Data excerpts:
## start

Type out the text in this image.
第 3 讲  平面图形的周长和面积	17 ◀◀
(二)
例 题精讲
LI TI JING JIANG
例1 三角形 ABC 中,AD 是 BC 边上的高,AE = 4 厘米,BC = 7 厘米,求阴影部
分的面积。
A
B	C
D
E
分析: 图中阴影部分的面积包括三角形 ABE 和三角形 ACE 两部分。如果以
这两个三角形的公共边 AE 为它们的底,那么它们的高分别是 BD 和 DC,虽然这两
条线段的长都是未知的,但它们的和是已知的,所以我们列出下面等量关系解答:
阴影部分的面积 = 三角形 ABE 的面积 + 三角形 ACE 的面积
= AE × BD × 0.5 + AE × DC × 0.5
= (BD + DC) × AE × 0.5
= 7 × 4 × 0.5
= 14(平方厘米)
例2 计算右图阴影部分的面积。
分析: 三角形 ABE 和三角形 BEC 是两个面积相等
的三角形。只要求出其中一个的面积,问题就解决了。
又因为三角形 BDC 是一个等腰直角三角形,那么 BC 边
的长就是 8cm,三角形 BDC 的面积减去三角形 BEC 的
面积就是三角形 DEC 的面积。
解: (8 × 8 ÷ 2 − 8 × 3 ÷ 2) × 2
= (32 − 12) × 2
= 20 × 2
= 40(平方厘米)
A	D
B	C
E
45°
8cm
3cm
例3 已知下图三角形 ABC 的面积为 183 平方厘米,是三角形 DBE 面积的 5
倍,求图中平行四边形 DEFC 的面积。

## end

Directive: Reproduce the full listing exactly.

Complete response:
Type out the text in this image.
第 3 讲  平面图形的周长和面积	17 ◀◀
(二)
例 题精讲
LI TI JING JIANG
例1 三角形 ABC 中,AD 是 BC 边上的高,AE = 4 厘米,BC = 7 厘米,求阴影部
分的面积。
A
B	C
D
E
分析: 图中阴影部分的面积包括三角形 ABE 和三角形 ACE 两部分。如果以
这两个三角形的公共边 AE 为它们的底,那么它们的高分别是 BD 和 DC,虽然这两
条线段的长都是未知的,但它们的和是已知的,所以我们列出下面等量关系解答:
阴影部分的面积 = 三角形 ABE 的面积 + 三角形 ACE 的面积
= AE × BD × 0.5 + AE × DC × 0.5
= (BD + DC) × AE × 0.5
= 7 × 4 × 0.5
= 14(平方厘米)
例2 计算右图阴影部分的面积。
分析: 三角形 ABE 和三角形 BEC 是两个面积相等
的三角形。只要求出其中一个的面积,问题就解决了。
又因为三角形 BDC 是一个等腰直角三角形,那么 BC 边
的长就是 8cm,三角形 BDC 的面积减去三角形 BEC 的
面积就是三角形 DEC 的面积。
解: (8 × 8 ÷ 2 − 8 × 3 ÷ 2) × 2
= (32 − 12) × 2
= 20 × 2
= 40(平方厘米)
A	D
B	C
E
45°
8cm
3cm
例3 已知下图三角形 ABC 的面积为 183 平方厘米,是三角形 DBE 面积的 5
倍,求图中平行四边形 DEFC 的面积。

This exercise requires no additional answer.